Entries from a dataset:
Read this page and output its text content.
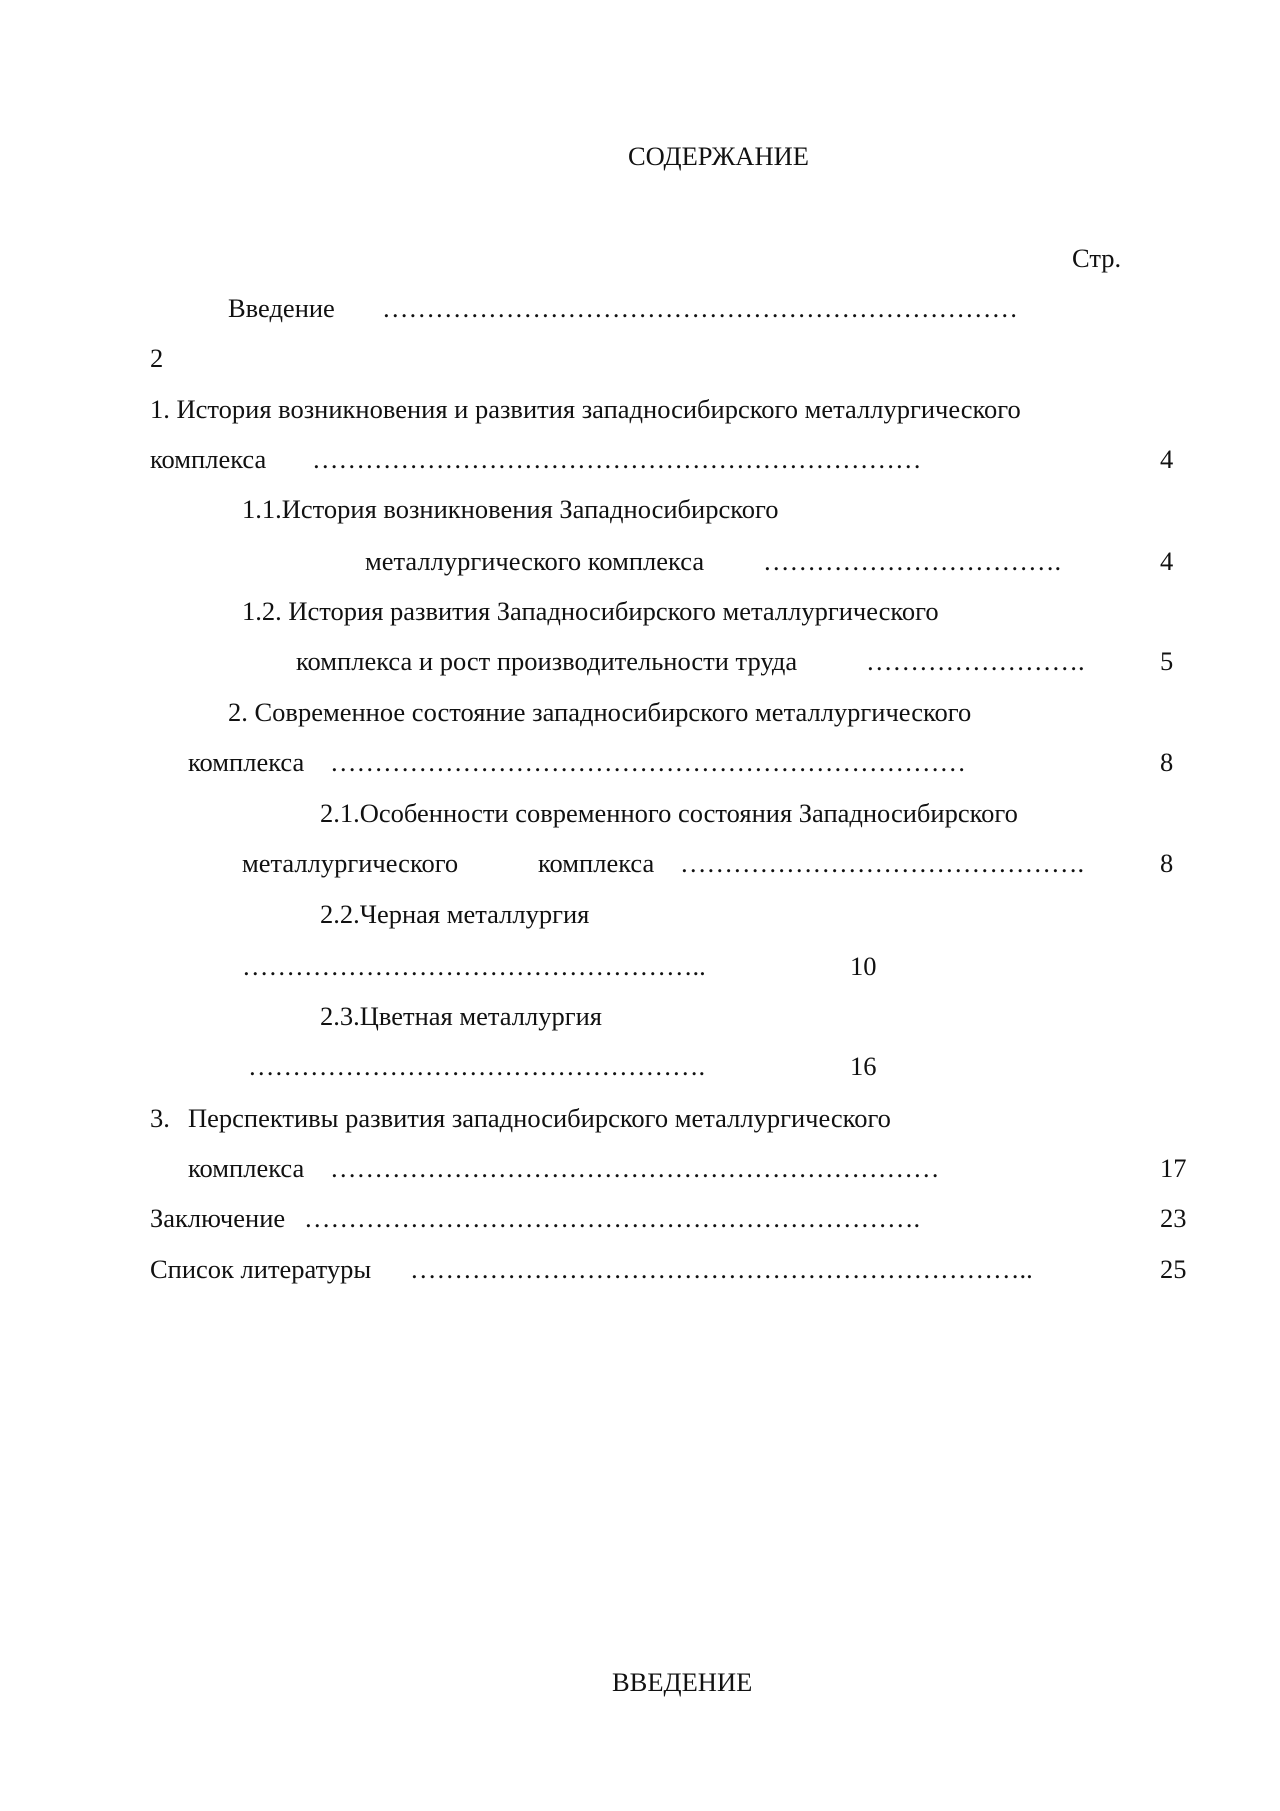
СОДЕРЖАНИЕ
Стр.
Введение ………………………………………………………………
2
1. История возникновения и развития западносибирского металлургического
комплекса ……………………………………………………………	4
1.1.История возникновения Западносибирского
металлургического комплекса …………………………….	4
1.2. История развития Западносибирского металлургического
комплекса и рост производительности труда	…………………….	5
2. Современное состояние западносибирского металлургического
комплекса ………………………………………………………………	8
2.1.Особенности современного состояния Западносибирского
металлургического	комплекса ……………………………………….	8
2.2.Черная металлургия
……………………………………………..	10
2.3.Цветная металлургия
…………………………………………….	16
3. Перспективы развития западносибирского металлургического
комплекса ……………………………………………………………	17
Заключение …………………………………………………………….	23
Список литературы ……………………………………………………………..	25
ВВЕДЕНИЕ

- [Directions]:
Pictures are not part of the copy; output everything else in the records exactly.

- [Exercise answer]:
Read this page and output its text content.
СОДЕРЖАНИЕ
Стр.
Введение ………………………………………………………………
2
1. История возникновения и развития западносибирского металлургического
комплекса ……………………………………………………………	4
1.1.История возникновения Западносибирского
металлургического комплекса …………………………….	4
1.2. История развития Западносибирского металлургического
комплекса и рост производительности труда	…………………….	5
2. Современное состояние западносибирского металлургического
комплекса ………………………………………………………………	8
2.1.Особенности современного состояния Западносибирского
металлургического	комплекса ……………………………………….	8
2.2.Черная металлургия
……………………………………………..	10
2.3.Цветная металлургия
…………………………………………….	16
3. Перспективы развития западносибирского металлургического
комплекса ……………………………………………………………	17
Заключение …………………………………………………………….	23
Список литературы ……………………………………………………………..	25
ВВЕДЕНИЕ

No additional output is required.